** begin Recorded information **

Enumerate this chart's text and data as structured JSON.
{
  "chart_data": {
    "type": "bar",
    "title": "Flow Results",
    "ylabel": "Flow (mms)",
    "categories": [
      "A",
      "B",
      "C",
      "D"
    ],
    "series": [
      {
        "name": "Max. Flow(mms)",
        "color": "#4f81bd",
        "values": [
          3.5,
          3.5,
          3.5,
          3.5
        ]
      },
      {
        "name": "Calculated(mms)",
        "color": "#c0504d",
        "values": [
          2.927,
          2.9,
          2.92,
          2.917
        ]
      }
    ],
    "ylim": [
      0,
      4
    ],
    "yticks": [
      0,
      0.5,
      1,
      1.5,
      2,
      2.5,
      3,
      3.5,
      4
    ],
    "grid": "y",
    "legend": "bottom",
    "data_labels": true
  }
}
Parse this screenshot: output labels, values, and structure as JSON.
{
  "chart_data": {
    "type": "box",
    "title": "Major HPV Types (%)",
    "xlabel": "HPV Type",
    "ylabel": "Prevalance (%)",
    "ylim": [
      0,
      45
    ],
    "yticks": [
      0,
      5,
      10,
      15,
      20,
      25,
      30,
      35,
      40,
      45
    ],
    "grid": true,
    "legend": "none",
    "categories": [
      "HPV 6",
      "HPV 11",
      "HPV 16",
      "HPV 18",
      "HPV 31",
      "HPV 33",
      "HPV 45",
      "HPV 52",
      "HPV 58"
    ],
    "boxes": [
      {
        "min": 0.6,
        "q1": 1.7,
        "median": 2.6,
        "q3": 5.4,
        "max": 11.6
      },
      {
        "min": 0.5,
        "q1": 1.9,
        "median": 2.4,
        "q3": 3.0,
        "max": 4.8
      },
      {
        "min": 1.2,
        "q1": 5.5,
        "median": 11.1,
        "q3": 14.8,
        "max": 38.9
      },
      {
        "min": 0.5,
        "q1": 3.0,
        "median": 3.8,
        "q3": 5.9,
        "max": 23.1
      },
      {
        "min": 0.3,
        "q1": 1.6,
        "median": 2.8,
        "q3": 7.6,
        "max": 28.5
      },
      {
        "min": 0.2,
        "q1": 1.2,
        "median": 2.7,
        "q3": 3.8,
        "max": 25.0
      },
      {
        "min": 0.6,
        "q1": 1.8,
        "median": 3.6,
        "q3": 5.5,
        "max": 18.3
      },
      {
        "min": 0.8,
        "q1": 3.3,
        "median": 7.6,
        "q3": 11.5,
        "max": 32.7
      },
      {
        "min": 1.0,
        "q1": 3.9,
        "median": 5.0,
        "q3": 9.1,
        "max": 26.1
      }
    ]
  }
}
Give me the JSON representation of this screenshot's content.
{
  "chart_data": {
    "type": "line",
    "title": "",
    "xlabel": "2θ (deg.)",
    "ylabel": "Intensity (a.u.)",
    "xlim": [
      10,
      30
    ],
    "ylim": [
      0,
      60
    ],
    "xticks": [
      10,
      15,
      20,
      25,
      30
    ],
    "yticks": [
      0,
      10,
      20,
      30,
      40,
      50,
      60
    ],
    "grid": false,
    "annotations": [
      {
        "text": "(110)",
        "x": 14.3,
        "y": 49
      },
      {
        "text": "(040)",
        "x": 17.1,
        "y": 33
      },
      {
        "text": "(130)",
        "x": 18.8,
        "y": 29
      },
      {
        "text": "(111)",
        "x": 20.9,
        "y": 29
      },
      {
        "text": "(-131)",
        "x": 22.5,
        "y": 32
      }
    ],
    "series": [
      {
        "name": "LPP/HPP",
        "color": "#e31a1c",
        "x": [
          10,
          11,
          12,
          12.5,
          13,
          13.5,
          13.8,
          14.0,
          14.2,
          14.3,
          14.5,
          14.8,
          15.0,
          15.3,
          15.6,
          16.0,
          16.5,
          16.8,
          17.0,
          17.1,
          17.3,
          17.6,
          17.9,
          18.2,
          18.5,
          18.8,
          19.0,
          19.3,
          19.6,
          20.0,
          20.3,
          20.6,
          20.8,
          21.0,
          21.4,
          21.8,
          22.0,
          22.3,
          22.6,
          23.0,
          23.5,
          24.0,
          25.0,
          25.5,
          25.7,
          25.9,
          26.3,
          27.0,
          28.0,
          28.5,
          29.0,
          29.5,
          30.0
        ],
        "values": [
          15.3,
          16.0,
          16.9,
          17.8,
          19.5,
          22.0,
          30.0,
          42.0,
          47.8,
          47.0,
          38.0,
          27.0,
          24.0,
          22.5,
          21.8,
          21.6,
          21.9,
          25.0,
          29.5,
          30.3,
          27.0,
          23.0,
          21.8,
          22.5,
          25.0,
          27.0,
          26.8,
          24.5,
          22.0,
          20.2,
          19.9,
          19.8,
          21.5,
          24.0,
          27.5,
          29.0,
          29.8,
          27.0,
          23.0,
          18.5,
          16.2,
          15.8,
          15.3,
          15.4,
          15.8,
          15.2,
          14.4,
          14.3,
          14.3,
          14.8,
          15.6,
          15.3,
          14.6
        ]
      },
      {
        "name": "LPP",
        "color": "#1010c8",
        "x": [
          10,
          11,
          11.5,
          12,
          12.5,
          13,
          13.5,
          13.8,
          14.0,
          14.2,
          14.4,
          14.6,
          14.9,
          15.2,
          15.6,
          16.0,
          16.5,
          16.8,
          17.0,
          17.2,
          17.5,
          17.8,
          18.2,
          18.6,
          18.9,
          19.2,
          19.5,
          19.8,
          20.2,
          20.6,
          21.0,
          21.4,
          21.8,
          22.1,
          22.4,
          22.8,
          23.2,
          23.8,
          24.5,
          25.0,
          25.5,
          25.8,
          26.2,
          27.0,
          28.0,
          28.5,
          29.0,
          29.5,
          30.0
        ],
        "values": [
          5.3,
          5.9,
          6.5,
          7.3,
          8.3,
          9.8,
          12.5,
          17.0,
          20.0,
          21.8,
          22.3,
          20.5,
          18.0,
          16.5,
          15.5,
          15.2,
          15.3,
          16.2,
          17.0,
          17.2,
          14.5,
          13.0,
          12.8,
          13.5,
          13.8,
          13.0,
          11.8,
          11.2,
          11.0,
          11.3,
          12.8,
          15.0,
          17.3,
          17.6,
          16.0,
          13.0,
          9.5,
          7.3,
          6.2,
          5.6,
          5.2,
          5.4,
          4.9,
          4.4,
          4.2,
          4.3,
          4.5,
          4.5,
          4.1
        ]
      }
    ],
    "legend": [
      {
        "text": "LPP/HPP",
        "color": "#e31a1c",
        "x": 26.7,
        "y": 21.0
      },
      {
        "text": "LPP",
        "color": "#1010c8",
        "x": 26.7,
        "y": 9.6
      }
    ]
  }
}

** end Recorded information **

The problem: Quote all of the entries exactly as they appear.

In response:
Enumerate this chart's text and data as structured JSON.
{
  "chart_data": {
    "type": "bar",
    "title": "Flow Results",
    "ylabel": "Flow (mms)",
    "categories": [
      "A",
      "B",
      "C",
      "D"
    ],
    "series": [
      {
        "name": "Max. Flow(mms)",
        "color": "#4f81bd",
        "values": [
          3.5,
          3.5,
          3.5,
          3.5
        ]
      },
      {
        "name": "Calculated(mms)",
        "color": "#c0504d",
        "values": [
          2.927,
          2.9,
          2.92,
          2.917
        ]
      }
    ],
    "ylim": [
      0,
      4
    ],
    "yticks": [
      0,
      0.5,
      1,
      1.5,
      2,
      2.5,
      3,
      3.5,
      4
    ],
    "grid": "y",
    "legend": "bottom",
    "data_labels": true
  }
}
Parse this screenshot: output labels, values, and structure as JSON.
{
  "chart_data": {
    "type": "box",
    "title": "Major HPV Types (%)",
    "xlabel": "HPV Type",
    "ylabel": "Prevalance (%)",
    "ylim": [
      0,
      45
    ],
    "yticks": [
      0,
      5,
      10,
      15,
      20,
      25,
      30,
      35,
      40,
      45
    ],
    "grid": true,
    "legend": "none",
    "categories": [
      "HPV 6",
      "HPV 11",
      "HPV 16",
      "HPV 18",
      "HPV 31",
      "HPV 33",
      "HPV 45",
      "HPV 52",
      "HPV 58"
    ],
    "boxes": [
      {
        "min": 0.6,
        "q1": 1.7,
        "median": 2.6,
        "q3": 5.4,
        "max": 11.6
      },
      {
        "min": 0.5,
        "q1": 1.9,
        "median": 2.4,
        "q3": 3.0,
        "max": 4.8
      },
      {
        "min": 1.2,
        "q1": 5.5,
        "median": 11.1,
        "q3": 14.8,
        "max": 38.9
      },
      {
        "min": 0.5,
        "q1": 3.0,
        "median": 3.8,
        "q3": 5.9,
        "max": 23.1
      },
      {
        "min": 0.3,
        "q1": 1.6,
        "median": 2.8,
        "q3": 7.6,
        "max": 28.5
      },
      {
        "min": 0.2,
        "q1": 1.2,
        "median": 2.7,
        "q3": 3.8,
        "max": 25.0
      },
      {
        "min": 0.6,
        "q1": 1.8,
        "median": 3.6,
        "q3": 5.5,
        "max": 18.3
      },
      {
        "min": 0.8,
        "q1": 3.3,
        "median": 7.6,
        "q3": 11.5,
        "max": 32.7
      },
      {
        "min": 1.0,
        "q1": 3.9,
        "median": 5.0,
        "q3": 9.1,
        "max": 26.1
      }
    ]
  }
}
Give me the JSON representation of this screenshot's content.
{
  "chart_data": {
    "type": "line",
    "title": "",
    "xlabel": "2θ (deg.)",
    "ylabel": "Intensity (a.u.)",
    "xlim": [
      10,
      30
    ],
    "ylim": [
      0,
      60
    ],
    "xticks": [
      10,
      15,
      20,
      25,
      30
    ],
    "yticks": [
      0,
      10,
      20,
      30,
      40,
      50,
      60
    ],
    "grid": false,
    "annotations": [
      {
        "text": "(110)",
        "x": 14.3,
        "y": 49
      },
      {
        "text": "(040)",
        "x": 17.1,
        "y": 33
      },
      {
        "text": "(130)",
        "x": 18.8,
        "y": 29
      },
      {
        "text": "(111)",
        "x": 20.9,
        "y": 29
      },
      {
        "text": "(-131)",
        "x": 22.5,
        "y": 32
      }
    ],
    "series": [
      {
        "name": "LPP/HPP",
        "color": "#e31a1c",
        "x": [
          10,
          11,
          12,
          12.5,
          13,
          13.5,
          13.8,
          14.0,
          14.2,
          14.3,
          14.5,
          14.8,
          15.0,
          15.3,
          15.6,
          16.0,
          16.5,
          16.8,
          17.0,
          17.1,
          17.3,
          17.6,
          17.9,
          18.2,
          18.5,
          18.8,
          19.0,
          19.3,
          19.6,
          20.0,
          20.3,
          20.6,
          20.8,
          21.0,
          21.4,
          21.8,
          22.0,
          22.3,
          22.6,
          23.0,
          23.5,
          24.0,
          25.0,
          25.5,
          25.7,
          25.9,
          26.3,
          27.0,
          28.0,
          28.5,
          29.0,
          29.5,
          30.0
        ],
        "values": [
          15.3,
          16.0,
          16.9,
          17.8,
          19.5,
          22.0,
          30.0,
          42.0,
          47.8,
          47.0,
          38.0,
          27.0,
          24.0,
          22.5,
          21.8,
          21.6,
          21.9,
          25.0,
          29.5,
          30.3,
          27.0,
          23.0,
          21.8,
          22.5,
          25.0,
          27.0,
          26.8,
          24.5,
          22.0,
          20.2,
          19.9,
          19.8,
          21.5,
          24.0,
          27.5,
          29.0,
          29.8,
          27.0,
          23.0,
          18.5,
          16.2,
          15.8,
          15.3,
          15.4,
          15.8,
          15.2,
          14.4,
          14.3,
          14.3,
          14.8,
          15.6,
          15.3,
          14.6
        ]
      },
      {
        "name": "LPP",
        "color": "#1010c8",
        "x": [
          10,
          11,
          11.5,
          12,
          12.5,
          13,
          13.5,
          13.8,
          14.0,
          14.2,
          14.4,
          14.6,
          14.9,
          15.2,
          15.6,
          16.0,
          16.5,
          16.8,
          17.0,
          17.2,
          17.5,
          17.8,
          18.2,
          18.6,
          18.9,
          19.2,
          19.5,
          19.8,
          20.2,
          20.6,
          21.0,
          21.4,
          21.8,
          22.1,
          22.4,
          22.8,
          23.2,
          23.8,
          24.5,
          25.0,
          25.5,
          25.8,
          26.2,
          27.0,
          28.0,
          28.5,
          29.0,
          29.5,
          30.0
        ],
        "values": [
          5.3,
          5.9,
          6.5,
          7.3,
          8.3,
          9.8,
          12.5,
          17.0,
          20.0,
          21.8,
          22.3,
          20.5,
          18.0,
          16.5,
          15.5,
          15.2,
          15.3,
          16.2,
          17.0,
          17.2,
          14.5,
          13.0,
          12.8,
          13.5,
          13.8,
          13.0,
          11.8,
          11.2,
          11.0,
          11.3,
          12.8,
          15.0,
          17.3,
          17.6,
          16.0,
          13.0,
          9.5,
          7.3,
          6.2,
          5.6,
          5.2,
          5.4,
          4.9,
          4.4,
          4.2,
          4.3,
          4.5,
          4.5,
          4.1
        ]
      }
    ],
    "legend": [
      {
        "text": "LPP/HPP",
        "color": "#e31a1c",
        "x": 26.7,
        "y": 21.0
      },
      {
        "text": "LPP",
        "color": "#1010c8",
        "x": 26.7,
        "y": 9.6
      }
    ]
  }
}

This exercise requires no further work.